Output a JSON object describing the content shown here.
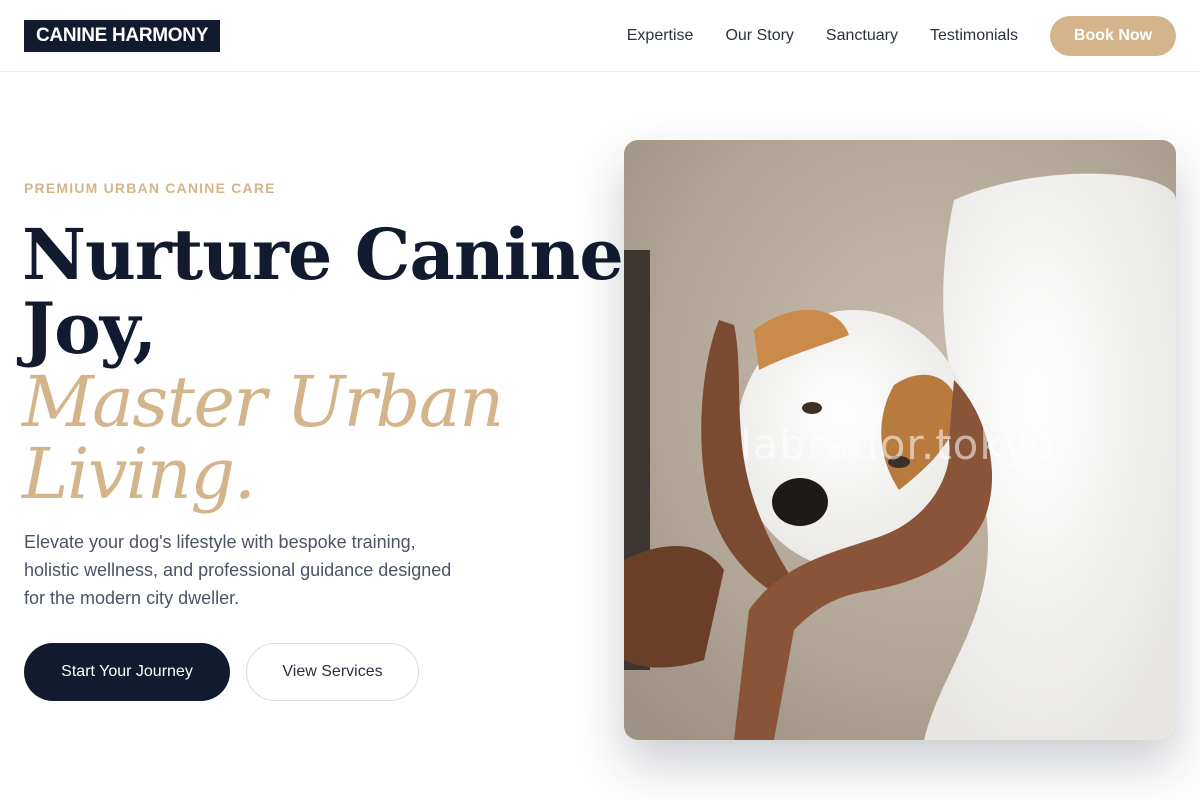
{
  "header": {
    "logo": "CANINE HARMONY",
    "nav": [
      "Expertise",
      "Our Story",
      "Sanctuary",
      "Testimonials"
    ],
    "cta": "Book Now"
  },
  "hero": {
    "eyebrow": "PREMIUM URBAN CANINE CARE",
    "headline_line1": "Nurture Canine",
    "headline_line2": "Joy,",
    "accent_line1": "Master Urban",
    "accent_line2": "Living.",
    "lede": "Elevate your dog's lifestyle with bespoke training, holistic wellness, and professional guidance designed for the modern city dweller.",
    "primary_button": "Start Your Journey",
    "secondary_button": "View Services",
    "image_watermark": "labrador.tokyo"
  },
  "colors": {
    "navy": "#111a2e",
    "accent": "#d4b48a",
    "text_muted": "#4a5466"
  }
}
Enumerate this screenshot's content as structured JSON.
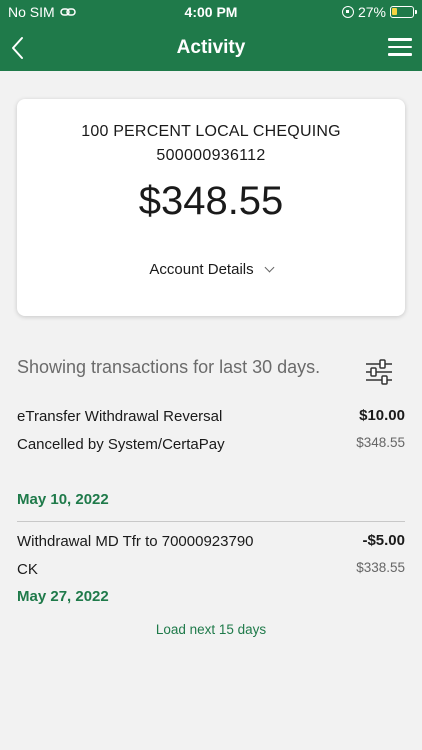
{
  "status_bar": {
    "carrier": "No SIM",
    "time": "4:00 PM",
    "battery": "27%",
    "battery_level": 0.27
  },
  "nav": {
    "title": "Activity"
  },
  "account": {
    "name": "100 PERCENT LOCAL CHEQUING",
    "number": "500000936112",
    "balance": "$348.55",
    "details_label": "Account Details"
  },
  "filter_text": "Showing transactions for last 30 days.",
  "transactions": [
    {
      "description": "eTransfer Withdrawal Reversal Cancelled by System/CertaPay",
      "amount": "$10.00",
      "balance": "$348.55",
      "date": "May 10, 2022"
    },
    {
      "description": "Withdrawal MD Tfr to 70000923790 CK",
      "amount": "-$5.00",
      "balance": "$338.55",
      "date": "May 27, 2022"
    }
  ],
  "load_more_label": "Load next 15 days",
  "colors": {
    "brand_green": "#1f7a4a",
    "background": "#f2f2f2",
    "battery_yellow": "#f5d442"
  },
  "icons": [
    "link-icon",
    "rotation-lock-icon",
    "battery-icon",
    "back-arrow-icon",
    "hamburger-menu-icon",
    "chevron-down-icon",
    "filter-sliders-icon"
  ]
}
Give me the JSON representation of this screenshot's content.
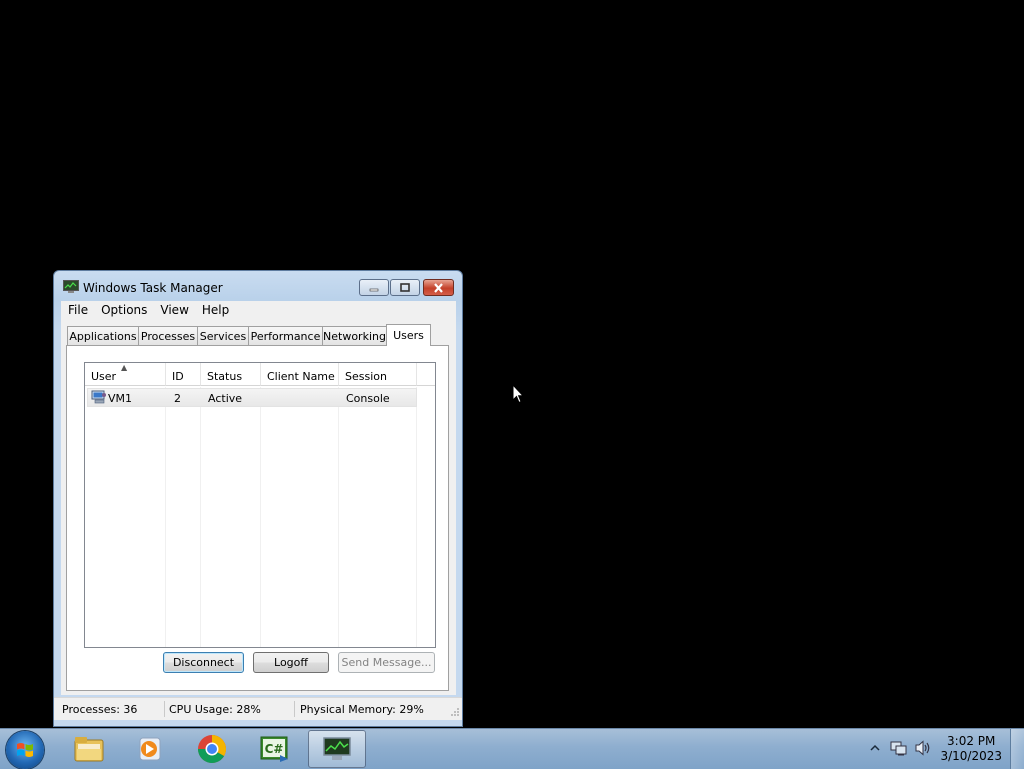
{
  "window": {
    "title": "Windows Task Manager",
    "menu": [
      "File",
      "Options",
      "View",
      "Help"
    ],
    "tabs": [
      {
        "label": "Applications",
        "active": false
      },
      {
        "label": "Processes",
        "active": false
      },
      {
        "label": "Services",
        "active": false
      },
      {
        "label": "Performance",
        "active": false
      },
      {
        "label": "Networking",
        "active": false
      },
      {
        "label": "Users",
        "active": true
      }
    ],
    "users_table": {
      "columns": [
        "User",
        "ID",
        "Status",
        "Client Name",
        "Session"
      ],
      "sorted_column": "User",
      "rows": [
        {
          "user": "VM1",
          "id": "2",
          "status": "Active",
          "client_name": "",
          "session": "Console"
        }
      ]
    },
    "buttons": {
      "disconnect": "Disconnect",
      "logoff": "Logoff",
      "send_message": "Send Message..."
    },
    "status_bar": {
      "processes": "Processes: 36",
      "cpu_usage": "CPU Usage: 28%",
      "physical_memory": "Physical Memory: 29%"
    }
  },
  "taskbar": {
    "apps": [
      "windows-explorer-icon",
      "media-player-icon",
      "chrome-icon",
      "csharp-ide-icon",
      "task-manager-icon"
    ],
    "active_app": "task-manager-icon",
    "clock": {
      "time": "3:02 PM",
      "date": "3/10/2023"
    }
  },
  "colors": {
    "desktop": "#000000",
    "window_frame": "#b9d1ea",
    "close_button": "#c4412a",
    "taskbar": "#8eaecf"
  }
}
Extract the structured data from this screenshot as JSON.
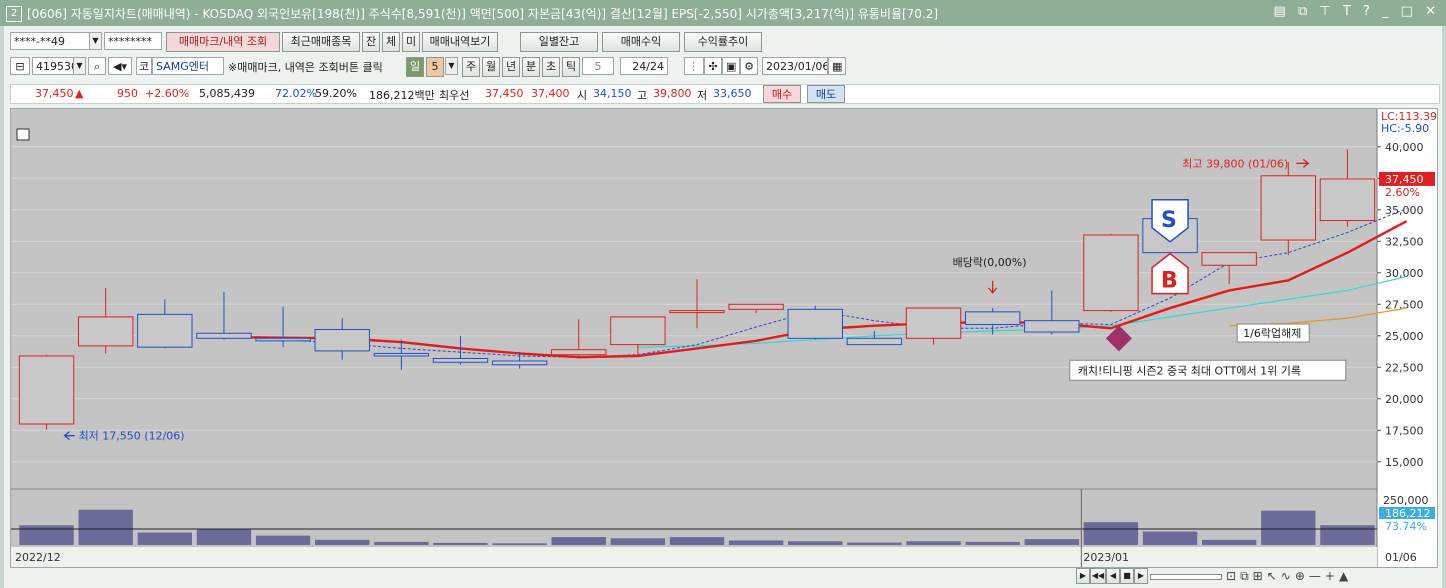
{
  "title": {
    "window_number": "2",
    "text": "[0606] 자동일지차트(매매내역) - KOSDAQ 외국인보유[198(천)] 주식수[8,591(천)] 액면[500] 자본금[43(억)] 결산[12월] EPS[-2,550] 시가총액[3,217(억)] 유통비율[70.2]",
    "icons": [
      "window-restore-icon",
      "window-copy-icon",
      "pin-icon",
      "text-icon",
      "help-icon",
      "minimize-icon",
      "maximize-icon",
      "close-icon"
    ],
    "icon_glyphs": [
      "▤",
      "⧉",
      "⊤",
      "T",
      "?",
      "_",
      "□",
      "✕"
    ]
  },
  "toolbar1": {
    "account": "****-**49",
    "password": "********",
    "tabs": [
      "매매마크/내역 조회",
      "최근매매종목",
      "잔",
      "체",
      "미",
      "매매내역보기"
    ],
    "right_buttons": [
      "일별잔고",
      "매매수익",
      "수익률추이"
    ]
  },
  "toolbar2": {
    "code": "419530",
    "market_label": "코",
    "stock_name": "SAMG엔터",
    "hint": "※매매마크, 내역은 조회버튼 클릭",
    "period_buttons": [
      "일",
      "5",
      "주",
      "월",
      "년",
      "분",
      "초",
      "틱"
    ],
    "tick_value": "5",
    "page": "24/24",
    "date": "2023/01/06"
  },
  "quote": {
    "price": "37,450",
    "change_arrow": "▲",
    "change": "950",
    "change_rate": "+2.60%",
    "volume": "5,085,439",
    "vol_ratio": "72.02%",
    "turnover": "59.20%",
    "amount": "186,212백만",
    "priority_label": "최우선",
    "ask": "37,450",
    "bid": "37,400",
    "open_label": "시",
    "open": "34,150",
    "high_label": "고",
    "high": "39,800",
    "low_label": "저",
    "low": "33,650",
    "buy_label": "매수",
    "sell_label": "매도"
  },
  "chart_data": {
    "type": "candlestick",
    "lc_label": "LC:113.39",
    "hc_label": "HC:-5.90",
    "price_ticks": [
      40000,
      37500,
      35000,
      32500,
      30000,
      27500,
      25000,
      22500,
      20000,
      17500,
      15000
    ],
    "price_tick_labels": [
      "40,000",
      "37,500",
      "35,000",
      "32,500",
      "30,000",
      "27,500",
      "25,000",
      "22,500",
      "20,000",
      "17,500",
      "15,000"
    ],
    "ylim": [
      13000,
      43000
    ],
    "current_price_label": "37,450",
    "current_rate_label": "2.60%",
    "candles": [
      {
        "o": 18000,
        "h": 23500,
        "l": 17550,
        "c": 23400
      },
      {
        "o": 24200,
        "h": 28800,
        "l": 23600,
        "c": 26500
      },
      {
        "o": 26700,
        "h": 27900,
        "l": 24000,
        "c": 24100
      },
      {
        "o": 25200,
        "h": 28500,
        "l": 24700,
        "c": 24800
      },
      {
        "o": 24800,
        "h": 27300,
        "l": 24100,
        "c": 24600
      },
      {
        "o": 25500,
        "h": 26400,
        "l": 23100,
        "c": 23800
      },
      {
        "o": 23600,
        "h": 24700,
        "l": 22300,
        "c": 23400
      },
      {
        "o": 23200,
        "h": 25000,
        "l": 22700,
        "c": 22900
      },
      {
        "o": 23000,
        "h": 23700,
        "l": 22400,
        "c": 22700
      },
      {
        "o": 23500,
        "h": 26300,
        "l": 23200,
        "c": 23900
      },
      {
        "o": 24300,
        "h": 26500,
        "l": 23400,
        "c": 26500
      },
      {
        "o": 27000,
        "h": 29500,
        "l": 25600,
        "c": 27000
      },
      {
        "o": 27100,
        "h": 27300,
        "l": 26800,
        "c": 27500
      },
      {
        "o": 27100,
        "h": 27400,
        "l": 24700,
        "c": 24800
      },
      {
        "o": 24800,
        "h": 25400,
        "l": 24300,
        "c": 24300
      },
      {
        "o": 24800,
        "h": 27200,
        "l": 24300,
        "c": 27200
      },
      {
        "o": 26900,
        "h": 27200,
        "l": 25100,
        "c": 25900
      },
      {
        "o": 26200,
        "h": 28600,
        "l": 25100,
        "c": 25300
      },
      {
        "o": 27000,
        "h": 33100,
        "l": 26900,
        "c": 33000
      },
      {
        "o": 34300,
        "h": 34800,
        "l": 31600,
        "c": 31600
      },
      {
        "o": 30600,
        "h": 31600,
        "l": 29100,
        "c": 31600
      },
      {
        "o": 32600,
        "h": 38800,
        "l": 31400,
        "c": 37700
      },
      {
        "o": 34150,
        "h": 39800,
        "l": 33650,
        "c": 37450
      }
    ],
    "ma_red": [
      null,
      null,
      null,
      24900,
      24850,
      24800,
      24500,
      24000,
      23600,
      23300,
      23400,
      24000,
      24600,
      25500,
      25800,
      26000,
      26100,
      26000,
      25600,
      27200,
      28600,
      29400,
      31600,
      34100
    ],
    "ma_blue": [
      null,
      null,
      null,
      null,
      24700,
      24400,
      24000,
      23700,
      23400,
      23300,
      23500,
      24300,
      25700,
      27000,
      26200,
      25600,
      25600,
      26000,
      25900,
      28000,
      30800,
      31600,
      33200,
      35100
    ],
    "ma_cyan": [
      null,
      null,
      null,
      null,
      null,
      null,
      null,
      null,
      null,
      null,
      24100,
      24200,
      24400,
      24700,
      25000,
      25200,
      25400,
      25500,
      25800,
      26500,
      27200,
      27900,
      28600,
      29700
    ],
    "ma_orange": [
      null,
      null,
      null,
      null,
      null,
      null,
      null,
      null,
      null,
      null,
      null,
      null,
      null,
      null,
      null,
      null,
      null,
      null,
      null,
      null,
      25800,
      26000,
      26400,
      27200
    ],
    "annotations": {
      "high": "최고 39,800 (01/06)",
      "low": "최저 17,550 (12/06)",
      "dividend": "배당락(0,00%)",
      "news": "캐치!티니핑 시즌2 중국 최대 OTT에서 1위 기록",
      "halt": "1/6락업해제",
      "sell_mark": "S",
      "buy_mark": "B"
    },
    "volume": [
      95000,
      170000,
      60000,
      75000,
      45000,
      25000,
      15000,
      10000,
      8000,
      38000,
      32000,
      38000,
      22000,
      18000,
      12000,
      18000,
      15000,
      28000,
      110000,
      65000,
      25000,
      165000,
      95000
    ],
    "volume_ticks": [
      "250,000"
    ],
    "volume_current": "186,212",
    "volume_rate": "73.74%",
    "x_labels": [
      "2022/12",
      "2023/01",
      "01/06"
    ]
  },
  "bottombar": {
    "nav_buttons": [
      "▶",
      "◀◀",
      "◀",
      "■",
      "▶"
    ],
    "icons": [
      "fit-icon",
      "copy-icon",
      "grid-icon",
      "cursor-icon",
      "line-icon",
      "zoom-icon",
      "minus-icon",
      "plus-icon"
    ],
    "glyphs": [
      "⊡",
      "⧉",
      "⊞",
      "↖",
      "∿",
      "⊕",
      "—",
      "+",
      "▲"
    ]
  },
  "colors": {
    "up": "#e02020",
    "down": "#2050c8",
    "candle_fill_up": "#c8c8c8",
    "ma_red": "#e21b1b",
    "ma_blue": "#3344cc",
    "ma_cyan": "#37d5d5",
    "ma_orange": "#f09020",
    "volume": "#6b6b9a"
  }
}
───
▶ [Job]: Pick out every line with the string "description" and copy it.

▶ [Complete output]:
      "description": "eTransfer Withdrawal Reversal Cancelled by System/CertaPay",
      "description": "Withdrawal MD Tfr to 70000923790 CK",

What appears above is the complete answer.